■ AIM
Pull every line with the word "text" out of the entries below.
================
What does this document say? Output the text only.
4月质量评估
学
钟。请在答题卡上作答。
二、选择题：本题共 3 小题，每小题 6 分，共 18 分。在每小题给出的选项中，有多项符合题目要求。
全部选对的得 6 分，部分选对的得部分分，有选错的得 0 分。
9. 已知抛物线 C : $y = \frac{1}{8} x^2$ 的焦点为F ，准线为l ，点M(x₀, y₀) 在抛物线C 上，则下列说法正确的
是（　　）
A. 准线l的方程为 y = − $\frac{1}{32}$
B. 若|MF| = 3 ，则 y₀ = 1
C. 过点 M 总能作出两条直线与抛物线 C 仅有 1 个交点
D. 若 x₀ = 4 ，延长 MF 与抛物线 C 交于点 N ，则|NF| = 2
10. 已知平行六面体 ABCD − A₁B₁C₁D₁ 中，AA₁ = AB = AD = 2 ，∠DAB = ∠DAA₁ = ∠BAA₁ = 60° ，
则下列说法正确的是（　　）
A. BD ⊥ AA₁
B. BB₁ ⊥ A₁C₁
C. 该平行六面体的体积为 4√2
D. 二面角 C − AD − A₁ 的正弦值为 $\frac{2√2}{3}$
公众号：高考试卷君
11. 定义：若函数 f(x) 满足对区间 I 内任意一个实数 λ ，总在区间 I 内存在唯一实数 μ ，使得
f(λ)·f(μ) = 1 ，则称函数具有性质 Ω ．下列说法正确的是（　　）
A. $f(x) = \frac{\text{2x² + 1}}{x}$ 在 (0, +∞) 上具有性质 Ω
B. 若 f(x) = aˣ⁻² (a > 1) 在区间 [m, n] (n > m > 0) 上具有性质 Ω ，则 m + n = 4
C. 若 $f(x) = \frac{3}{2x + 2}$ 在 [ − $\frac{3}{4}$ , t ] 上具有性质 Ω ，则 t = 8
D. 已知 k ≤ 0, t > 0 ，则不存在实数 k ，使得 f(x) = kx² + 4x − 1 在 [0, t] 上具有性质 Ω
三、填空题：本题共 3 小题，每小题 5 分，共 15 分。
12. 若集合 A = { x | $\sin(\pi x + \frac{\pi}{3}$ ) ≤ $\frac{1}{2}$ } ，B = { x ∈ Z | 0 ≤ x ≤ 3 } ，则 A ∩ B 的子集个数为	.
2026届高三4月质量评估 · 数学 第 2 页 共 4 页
================
■ RESPONSE TO THIS TASK
What does this document say? Output the text only.
A. $f(x) = \frac{\text{2x² + 1}}{x}$ 在 (0, +∞) 上具有性质 Ω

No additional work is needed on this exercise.